In the records below, locate the line containing "Decode this image", then extract it and all following lines exactly, ending with the last line.

◆ ENTRIES SHOWN
━━━━

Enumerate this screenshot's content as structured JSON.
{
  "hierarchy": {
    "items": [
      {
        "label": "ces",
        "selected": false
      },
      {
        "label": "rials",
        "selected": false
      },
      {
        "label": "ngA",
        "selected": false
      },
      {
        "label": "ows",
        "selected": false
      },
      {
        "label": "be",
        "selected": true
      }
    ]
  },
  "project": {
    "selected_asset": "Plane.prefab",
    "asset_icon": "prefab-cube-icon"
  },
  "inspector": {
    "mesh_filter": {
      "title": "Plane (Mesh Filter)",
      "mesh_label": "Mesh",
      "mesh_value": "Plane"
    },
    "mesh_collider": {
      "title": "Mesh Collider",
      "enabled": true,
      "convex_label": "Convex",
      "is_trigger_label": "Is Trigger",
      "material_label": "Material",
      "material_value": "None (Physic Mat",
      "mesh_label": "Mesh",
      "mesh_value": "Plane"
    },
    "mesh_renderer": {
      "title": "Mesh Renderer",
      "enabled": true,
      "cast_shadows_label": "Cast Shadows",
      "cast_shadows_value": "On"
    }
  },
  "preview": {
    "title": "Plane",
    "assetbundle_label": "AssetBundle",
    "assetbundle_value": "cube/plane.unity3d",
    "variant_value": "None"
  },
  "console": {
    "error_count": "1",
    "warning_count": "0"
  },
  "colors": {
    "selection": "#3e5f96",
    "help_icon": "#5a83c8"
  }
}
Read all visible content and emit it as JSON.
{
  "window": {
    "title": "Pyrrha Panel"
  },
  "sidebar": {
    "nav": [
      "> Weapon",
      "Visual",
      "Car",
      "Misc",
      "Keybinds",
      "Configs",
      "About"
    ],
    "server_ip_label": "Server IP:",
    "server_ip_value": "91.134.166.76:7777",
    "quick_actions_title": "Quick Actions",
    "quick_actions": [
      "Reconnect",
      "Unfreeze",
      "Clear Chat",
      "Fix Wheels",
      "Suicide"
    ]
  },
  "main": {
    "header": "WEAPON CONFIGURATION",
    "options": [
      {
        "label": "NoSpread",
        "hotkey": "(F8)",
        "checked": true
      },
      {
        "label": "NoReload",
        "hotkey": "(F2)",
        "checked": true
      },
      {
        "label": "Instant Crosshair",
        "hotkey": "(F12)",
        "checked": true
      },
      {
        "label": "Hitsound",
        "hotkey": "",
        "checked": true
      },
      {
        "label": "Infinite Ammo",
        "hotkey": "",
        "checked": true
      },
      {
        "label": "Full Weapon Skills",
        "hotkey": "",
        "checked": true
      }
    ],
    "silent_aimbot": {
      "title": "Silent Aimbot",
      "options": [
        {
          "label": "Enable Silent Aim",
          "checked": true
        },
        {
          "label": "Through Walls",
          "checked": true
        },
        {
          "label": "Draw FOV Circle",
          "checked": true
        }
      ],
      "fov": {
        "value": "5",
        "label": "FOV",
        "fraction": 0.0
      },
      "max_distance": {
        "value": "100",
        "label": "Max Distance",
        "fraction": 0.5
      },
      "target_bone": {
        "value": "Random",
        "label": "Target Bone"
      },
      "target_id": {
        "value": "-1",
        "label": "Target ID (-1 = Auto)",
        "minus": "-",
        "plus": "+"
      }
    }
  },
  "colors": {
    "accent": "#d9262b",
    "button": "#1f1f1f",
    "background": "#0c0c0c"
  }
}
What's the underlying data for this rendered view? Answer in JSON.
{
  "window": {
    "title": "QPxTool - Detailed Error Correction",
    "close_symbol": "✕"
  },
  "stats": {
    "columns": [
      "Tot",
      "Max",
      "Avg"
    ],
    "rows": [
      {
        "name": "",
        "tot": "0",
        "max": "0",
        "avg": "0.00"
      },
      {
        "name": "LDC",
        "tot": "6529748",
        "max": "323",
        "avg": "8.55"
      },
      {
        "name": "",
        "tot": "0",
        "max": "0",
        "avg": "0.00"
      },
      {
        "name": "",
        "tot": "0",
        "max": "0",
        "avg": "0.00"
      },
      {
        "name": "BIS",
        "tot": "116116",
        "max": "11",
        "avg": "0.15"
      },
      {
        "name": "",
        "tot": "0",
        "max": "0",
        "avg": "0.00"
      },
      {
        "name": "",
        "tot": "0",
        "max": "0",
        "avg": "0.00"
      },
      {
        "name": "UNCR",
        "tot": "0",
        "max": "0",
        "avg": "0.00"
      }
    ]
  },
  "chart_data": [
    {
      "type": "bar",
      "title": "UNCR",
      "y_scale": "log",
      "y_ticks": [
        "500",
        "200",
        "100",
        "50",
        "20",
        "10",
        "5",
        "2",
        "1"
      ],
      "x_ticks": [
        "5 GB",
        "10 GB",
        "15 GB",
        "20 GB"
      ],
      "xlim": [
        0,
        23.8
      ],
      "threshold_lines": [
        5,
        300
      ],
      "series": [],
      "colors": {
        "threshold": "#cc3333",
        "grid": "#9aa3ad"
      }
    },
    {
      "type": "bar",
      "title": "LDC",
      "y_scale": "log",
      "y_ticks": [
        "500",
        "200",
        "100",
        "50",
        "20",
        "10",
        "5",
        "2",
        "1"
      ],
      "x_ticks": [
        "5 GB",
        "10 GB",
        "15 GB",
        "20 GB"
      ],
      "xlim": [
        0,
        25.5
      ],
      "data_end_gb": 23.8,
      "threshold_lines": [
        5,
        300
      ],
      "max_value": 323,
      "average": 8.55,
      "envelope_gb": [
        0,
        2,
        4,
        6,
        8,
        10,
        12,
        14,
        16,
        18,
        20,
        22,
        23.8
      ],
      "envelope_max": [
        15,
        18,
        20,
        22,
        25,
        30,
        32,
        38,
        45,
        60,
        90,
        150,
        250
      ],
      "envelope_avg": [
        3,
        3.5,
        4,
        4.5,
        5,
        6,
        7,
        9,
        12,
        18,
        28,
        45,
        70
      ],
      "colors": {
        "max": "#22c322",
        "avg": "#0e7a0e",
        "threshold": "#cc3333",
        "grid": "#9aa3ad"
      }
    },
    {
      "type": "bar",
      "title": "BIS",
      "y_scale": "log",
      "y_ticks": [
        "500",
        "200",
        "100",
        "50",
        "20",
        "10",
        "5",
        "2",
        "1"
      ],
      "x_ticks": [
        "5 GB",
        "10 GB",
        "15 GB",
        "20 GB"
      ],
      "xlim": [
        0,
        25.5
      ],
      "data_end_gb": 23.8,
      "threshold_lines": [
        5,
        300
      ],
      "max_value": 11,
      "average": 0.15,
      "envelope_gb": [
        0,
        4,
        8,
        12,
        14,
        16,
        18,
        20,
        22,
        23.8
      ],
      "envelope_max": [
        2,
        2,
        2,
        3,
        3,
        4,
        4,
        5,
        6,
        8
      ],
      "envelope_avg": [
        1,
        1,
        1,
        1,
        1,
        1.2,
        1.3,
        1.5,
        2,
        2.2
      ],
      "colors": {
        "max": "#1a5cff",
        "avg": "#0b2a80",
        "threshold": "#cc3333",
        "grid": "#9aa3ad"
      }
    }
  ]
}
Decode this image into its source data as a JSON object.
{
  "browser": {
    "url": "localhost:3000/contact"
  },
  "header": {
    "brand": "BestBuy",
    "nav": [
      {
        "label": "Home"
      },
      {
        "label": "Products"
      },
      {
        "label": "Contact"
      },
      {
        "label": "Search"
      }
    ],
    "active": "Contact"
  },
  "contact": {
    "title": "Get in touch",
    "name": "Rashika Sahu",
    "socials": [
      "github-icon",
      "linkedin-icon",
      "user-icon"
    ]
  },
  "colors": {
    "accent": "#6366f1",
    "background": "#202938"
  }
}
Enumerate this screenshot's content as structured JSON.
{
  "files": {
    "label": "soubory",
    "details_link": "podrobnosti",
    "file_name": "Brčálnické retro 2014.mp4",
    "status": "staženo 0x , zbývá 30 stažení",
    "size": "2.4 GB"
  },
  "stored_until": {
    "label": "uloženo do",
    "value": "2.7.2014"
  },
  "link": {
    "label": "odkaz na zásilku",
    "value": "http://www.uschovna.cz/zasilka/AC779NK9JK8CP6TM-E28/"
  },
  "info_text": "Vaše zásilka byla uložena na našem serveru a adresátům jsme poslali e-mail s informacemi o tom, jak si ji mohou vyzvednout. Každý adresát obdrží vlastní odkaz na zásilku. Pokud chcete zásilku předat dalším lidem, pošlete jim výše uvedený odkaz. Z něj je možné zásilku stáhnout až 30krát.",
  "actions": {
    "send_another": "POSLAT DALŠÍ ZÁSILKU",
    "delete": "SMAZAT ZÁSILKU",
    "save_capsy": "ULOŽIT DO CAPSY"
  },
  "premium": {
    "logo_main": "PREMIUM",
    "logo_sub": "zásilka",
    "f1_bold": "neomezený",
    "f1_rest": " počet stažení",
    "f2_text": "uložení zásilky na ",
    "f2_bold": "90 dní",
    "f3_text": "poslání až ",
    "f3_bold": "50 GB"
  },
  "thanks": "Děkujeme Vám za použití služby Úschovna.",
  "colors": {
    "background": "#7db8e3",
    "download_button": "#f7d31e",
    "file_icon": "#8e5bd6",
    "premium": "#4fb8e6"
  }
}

━━━━

◆ RIGHT ANSWER
Decode this image into its source data as a JSON object.
{
  "browser": {
    "url": "localhost:3000/contact"
  },
  "header": {
    "brand": "BestBuy",
    "nav": [
      {
        "label": "Home"
      },
      {
        "label": "Products"
      },
      {
        "label": "Contact"
      },
      {
        "label": "Search"
      }
    ],
    "active": "Contact"
  },
  "contact": {
    "title": "Get in touch",
    "name": "Rashika Sahu",
    "socials": [
      "github-icon",
      "linkedin-icon",
      "user-icon"
    ]
  },
  "colors": {
    "accent": "#6366f1",
    "background": "#202938"
  }
}
Enumerate this screenshot's content as structured JSON.
{
  "files": {
    "label": "soubory",
    "details_link": "podrobnosti",
    "file_name": "Brčálnické retro 2014.mp4",
    "status": "staženo 0x , zbývá 30 stažení",
    "size": "2.4 GB"
  },
  "stored_until": {
    "label": "uloženo do",
    "value": "2.7.2014"
  },
  "link": {
    "label": "odkaz na zásilku",
    "value": "http://www.uschovna.cz/zasilka/AC779NK9JK8CP6TM-E28/"
  },
  "info_text": "Vaše zásilka byla uložena na našem serveru a adresátům jsme poslali e-mail s informacemi o tom, jak si ji mohou vyzvednout. Každý adresát obdrží vlastní odkaz na zásilku. Pokud chcete zásilku předat dalším lidem, pošlete jim výše uvedený odkaz. Z něj je možné zásilku stáhnout až 30krát.",
  "actions": {
    "send_another": "POSLAT DALŠÍ ZÁSILKU",
    "delete": "SMAZAT ZÁSILKU",
    "save_capsy": "ULOŽIT DO CAPSY"
  },
  "premium": {
    "logo_main": "PREMIUM",
    "logo_sub": "zásilka",
    "f1_bold": "neomezený",
    "f1_rest": " počet stažení",
    "f2_text": "uložení zásilky na ",
    "f2_bold": "90 dní",
    "f3_text": "poslání až ",
    "f3_bold": "50 GB"
  },
  "thanks": "Děkujeme Vám za použití služby Úschovna.",
  "colors": {
    "background": "#7db8e3",
    "download_button": "#f7d31e",
    "file_icon": "#8e5bd6",
    "premium": "#4fb8e6"
  }
}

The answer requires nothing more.